SET TASK
Note how many lines include the word "主要原因是人员工资福利增加", and give that number by itself.

RECORDS SHOWN
####################

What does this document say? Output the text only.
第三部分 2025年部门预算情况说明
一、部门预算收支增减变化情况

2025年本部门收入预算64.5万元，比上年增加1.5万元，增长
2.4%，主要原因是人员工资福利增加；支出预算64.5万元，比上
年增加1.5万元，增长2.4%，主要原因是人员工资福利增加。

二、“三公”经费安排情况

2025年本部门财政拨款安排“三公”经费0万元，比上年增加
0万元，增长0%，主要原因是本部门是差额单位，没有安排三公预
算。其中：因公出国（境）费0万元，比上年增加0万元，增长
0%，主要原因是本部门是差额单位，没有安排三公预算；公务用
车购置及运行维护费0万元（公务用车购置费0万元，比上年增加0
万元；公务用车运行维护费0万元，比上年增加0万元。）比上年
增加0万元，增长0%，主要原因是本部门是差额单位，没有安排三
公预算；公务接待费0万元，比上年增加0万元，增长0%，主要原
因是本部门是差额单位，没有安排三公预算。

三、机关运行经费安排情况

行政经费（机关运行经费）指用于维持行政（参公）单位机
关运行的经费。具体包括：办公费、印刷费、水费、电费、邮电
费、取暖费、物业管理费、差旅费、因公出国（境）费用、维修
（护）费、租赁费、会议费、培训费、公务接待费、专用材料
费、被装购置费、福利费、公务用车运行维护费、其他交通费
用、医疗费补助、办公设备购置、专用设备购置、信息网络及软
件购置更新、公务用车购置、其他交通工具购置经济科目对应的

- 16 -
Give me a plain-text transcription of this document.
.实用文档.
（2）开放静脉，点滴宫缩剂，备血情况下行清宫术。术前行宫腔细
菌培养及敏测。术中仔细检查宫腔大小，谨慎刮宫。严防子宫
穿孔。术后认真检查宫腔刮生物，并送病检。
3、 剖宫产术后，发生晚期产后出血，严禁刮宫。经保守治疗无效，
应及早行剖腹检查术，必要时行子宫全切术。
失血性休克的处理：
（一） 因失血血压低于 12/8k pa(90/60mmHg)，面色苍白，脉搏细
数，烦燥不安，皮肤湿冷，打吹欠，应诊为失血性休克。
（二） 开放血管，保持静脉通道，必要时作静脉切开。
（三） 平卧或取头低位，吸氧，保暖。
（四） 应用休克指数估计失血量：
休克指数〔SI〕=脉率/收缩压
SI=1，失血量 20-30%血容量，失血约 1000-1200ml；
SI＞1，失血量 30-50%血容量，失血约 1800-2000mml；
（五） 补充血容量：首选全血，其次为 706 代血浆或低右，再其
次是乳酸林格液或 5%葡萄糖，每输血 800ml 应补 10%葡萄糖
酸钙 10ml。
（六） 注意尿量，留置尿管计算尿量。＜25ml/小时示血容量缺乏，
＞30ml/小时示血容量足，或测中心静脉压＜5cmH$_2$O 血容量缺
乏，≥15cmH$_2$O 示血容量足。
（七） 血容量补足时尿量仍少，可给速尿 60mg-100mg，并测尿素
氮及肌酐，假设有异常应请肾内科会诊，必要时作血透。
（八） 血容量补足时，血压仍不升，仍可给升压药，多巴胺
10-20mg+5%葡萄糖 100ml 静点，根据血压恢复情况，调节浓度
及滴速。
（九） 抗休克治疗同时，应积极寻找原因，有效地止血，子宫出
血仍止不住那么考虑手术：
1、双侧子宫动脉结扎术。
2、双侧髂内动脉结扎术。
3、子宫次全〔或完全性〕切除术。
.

####################

ANSWER IN FULL
2